Every entry should be repeated exactly. Omit the pictures.

Lines of data:
— START —

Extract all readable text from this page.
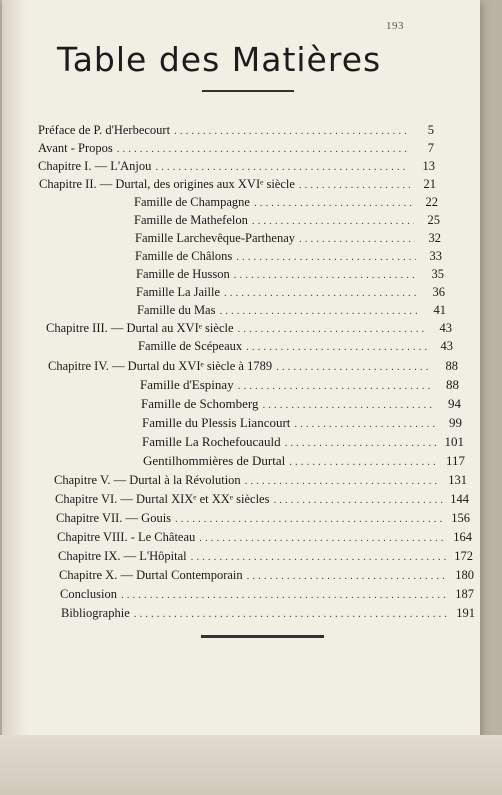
193
Table des Matières
Préface de P. d'Herbecourt .....	5
Avant - Propos .....	7
Chapitre I. — L'Anjou .....	13
Chapitre II. — Durtal, des origines aux XVIᵉ siècle .....	21
Famille de Champagne .....	22
Famille de Mathefelon .....	25
Famille Larchevêque-Parthenay .....	32
Famille de Châlons .....	33
Famille de Husson .....	35
Famille La Jaille .....	36
Famille du Mas .....	41
Chapitre III. — Durtal au XVIᵉ siècle .....	43
Famille de Scépeaux .....	43
Chapitre IV. — Durtal du XVIᵉ siècle à 1789 .....	88
Famille d'Espinay .....	88
Famille de Schomberg .....	94
Famille du Plessis Liancourt .....	99
Famille La Rochefoucauld .....	101
Gentilhommières de Durtal .....	117
Chapitre V. — Durtal à la Révolution .....	131
Chapitre VI. — Durtal XIXᵉ et XXᵉ siècles .....	144
Chapitre VII. — Gouis .....	156
Chapitre VIII. - Le Château .....	164
Chapitre IX. — L'Hôpital .....	172
Chapitre X. — Durtal Contemporain .....	180
Conclusion .....	187
Bibliographie .....	191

— END —

**Output for this task:**
Extract all readable text from this page.
193
Table des Matières
Préface de P. d'Herbecourt .....	5
Avant - Propos .....	7
Chapitre I. — L'Anjou .....	13
Chapitre II. — Durtal, des origines aux XVIᵉ siècle .....	21
Famille de Champagne .....	22
Famille de Mathefelon .....	25
Famille Larchevêque-Parthenay .....	32
Famille de Châlons .....	33
Famille de Husson .....	35
Famille La Jaille .....	36
Famille du Mas .....	41
Chapitre III. — Durtal au XVIᵉ siècle .....	43
Famille de Scépeaux .....	43
Chapitre IV. — Durtal du XVIᵉ siècle à 1789 .....	88
Famille d'Espinay .....	88
Famille de Schomberg .....	94
Famille du Plessis Liancourt .....	99
Famille La Rochefoucauld .....	101
Gentilhommières de Durtal .....	117
Chapitre V. — Durtal à la Révolution .....	131
Chapitre VI. — Durtal XIXᵉ et XXᵉ siècles .....	144
Chapitre VII. — Gouis .....	156
Chapitre VIII. - Le Château .....	164
Chapitre IX. — L'Hôpital .....	172
Chapitre X. — Durtal Contemporain .....	180
Conclusion .....	187
Bibliographie .....	191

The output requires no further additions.